======== Recorded data ========

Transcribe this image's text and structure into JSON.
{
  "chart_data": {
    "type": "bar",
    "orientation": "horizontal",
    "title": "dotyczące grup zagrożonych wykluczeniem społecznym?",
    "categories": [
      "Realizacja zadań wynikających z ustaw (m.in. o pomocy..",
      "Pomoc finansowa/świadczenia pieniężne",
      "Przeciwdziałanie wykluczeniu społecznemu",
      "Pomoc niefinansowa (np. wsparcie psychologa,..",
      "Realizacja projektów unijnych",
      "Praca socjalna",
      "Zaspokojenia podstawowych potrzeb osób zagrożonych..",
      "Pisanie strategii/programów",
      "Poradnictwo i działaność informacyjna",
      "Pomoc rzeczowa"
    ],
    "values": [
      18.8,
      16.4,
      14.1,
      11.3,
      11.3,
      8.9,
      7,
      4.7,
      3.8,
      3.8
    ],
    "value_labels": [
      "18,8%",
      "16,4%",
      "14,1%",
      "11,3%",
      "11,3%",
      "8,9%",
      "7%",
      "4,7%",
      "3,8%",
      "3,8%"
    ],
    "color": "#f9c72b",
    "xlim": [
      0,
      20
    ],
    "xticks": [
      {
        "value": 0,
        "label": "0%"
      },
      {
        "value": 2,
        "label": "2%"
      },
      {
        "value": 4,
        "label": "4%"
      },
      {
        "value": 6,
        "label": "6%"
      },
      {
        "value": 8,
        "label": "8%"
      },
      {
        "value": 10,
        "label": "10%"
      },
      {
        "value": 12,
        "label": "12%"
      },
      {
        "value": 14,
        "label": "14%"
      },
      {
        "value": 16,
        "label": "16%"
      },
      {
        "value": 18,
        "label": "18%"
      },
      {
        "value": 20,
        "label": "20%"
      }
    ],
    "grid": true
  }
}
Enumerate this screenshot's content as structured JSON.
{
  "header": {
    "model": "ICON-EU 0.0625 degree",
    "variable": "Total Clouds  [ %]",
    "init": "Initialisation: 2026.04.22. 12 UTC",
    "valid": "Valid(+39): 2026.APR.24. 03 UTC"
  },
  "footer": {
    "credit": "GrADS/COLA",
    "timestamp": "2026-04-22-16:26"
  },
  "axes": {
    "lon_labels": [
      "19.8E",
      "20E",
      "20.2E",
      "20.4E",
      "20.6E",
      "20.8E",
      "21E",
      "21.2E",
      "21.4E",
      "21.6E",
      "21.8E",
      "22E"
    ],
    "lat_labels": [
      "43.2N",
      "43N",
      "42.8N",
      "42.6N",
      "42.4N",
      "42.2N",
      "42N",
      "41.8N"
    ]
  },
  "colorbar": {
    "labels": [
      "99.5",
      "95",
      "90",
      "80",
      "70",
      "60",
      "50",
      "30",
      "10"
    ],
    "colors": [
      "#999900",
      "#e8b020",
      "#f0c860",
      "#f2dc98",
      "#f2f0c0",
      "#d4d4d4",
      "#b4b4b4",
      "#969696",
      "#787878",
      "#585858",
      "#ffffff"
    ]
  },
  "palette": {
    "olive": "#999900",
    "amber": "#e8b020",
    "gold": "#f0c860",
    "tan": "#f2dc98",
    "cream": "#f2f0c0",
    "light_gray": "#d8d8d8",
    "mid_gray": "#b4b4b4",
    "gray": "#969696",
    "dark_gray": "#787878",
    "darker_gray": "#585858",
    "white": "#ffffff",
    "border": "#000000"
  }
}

========

* **The request**:
Each entry must be reproduced verbatim.

* **Completed task**:
Transcribe this image's text and structure into JSON.
{
  "chart_data": {
    "type": "bar",
    "orientation": "horizontal",
    "title": "dotyczące grup zagrożonych wykluczeniem społecznym?",
    "categories": [
      "Realizacja zadań wynikających z ustaw (m.in. o pomocy..",
      "Pomoc finansowa/świadczenia pieniężne",
      "Przeciwdziałanie wykluczeniu społecznemu",
      "Pomoc niefinansowa (np. wsparcie psychologa,..",
      "Realizacja projektów unijnych",
      "Praca socjalna",
      "Zaspokojenia podstawowych potrzeb osób zagrożonych..",
      "Pisanie strategii/programów",
      "Poradnictwo i działaność informacyjna",
      "Pomoc rzeczowa"
    ],
    "values": [
      18.8,
      16.4,
      14.1,
      11.3,
      11.3,
      8.9,
      7,
      4.7,
      3.8,
      3.8
    ],
    "value_labels": [
      "18,8%",
      "16,4%",
      "14,1%",
      "11,3%",
      "11,3%",
      "8,9%",
      "7%",
      "4,7%",
      "3,8%",
      "3,8%"
    ],
    "color": "#f9c72b",
    "xlim": [
      0,
      20
    ],
    "xticks": [
      {
        "value": 0,
        "label": "0%"
      },
      {
        "value": 2,
        "label": "2%"
      },
      {
        "value": 4,
        "label": "4%"
      },
      {
        "value": 6,
        "label": "6%"
      },
      {
        "value": 8,
        "label": "8%"
      },
      {
        "value": 10,
        "label": "10%"
      },
      {
        "value": 12,
        "label": "12%"
      },
      {
        "value": 14,
        "label": "14%"
      },
      {
        "value": 16,
        "label": "16%"
      },
      {
        "value": 18,
        "label": "18%"
      },
      {
        "value": 20,
        "label": "20%"
      }
    ],
    "grid": true
  }
}
Enumerate this screenshot's content as structured JSON.
{
  "header": {
    "model": "ICON-EU 0.0625 degree",
    "variable": "Total Clouds  [ %]",
    "init": "Initialisation: 2026.04.22. 12 UTC",
    "valid": "Valid(+39): 2026.APR.24. 03 UTC"
  },
  "footer": {
    "credit": "GrADS/COLA",
    "timestamp": "2026-04-22-16:26"
  },
  "axes": {
    "lon_labels": [
      "19.8E",
      "20E",
      "20.2E",
      "20.4E",
      "20.6E",
      "20.8E",
      "21E",
      "21.2E",
      "21.4E",
      "21.6E",
      "21.8E",
      "22E"
    ],
    "lat_labels": [
      "43.2N",
      "43N",
      "42.8N",
      "42.6N",
      "42.4N",
      "42.2N",
      "42N",
      "41.8N"
    ]
  },
  "colorbar": {
    "labels": [
      "99.5",
      "95",
      "90",
      "80",
      "70",
      "60",
      "50",
      "30",
      "10"
    ],
    "colors": [
      "#999900",
      "#e8b020",
      "#f0c860",
      "#f2dc98",
      "#f2f0c0",
      "#d4d4d4",
      "#b4b4b4",
      "#969696",
      "#787878",
      "#585858",
      "#ffffff"
    ]
  },
  "palette": {
    "olive": "#999900",
    "amber": "#e8b020",
    "gold": "#f0c860",
    "tan": "#f2dc98",
    "cream": "#f2f0c0",
    "light_gray": "#d8d8d8",
    "mid_gray": "#b4b4b4",
    "gray": "#969696",
    "dark_gray": "#787878",
    "darker_gray": "#585858",
    "white": "#ffffff",
    "border": "#000000"
  }
}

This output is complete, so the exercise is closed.